▶ _Problem details_: Where a line in the listing contains the string "name", copy that line out.

**** Dataset records

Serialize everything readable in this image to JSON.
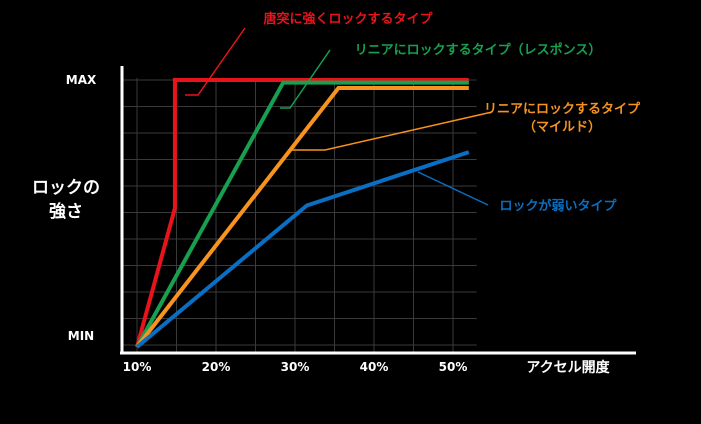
{
  "chart_data": {
    "type": "line",
    "xlabel": "アクセル開度",
    "ylabel_line1": "ロックの",
    "ylabel_line2": "強さ",
    "x_ticks": [
      "10%",
      "20%",
      "30%",
      "40%",
      "50%"
    ],
    "x_tick_values": [
      10,
      20,
      30,
      40,
      50
    ],
    "y_ticks": [
      "MAX",
      "MIN"
    ],
    "y_tick_values": [
      1.0,
      0.0
    ],
    "xlim": [
      10,
      53
    ],
    "ylim": [
      0,
      1.0
    ],
    "grid": true,
    "series": [
      {
        "name": "唐突に強くロックするタイプ",
        "color": "#e8141b",
        "points": [
          [
            10,
            0.0
          ],
          [
            14.8,
            0.52
          ],
          [
            14.8,
            1.0
          ],
          [
            52,
            1.0
          ]
        ]
      },
      {
        "name": "リニアにロックするタイプ（レスポンス）",
        "color": "#16a050",
        "points": [
          [
            10,
            0.0
          ],
          [
            28.5,
            0.99
          ],
          [
            52,
            0.99
          ]
        ]
      },
      {
        "name": "リニアにロックするタイプ（マイルド）",
        "color": "#f7931e",
        "points": [
          [
            10,
            0.0
          ],
          [
            35.5,
            0.97
          ],
          [
            52,
            0.97
          ]
        ]
      },
      {
        "name": "ロックが弱いタイプ",
        "color": "#0a6fc2",
        "points": [
          [
            10,
            0.0
          ],
          [
            31.5,
            0.53
          ],
          [
            52,
            0.73
          ]
        ]
      }
    ],
    "annotations": [
      {
        "series": 0,
        "line1": "唐突に強くロックするタイプ",
        "line2": ""
      },
      {
        "series": 1,
        "line1": "リニアにロックするタイプ（レスポンス）",
        "line2": ""
      },
      {
        "series": 2,
        "line1": "リニアにロックするタイプ",
        "line2": "（マイルド）"
      },
      {
        "series": 3,
        "line1": "ロックが弱いタイプ",
        "line2": ""
      }
    ]
  }
}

********

▶ _Final answer_:
        "name": "唐突に強くロックするタイプ",
        "name": "リニアにロックするタイプ（レスポンス）",
        "name": "リニアにロックするタイプ（マイルド）",
        "name": "ロックが弱いタイプ",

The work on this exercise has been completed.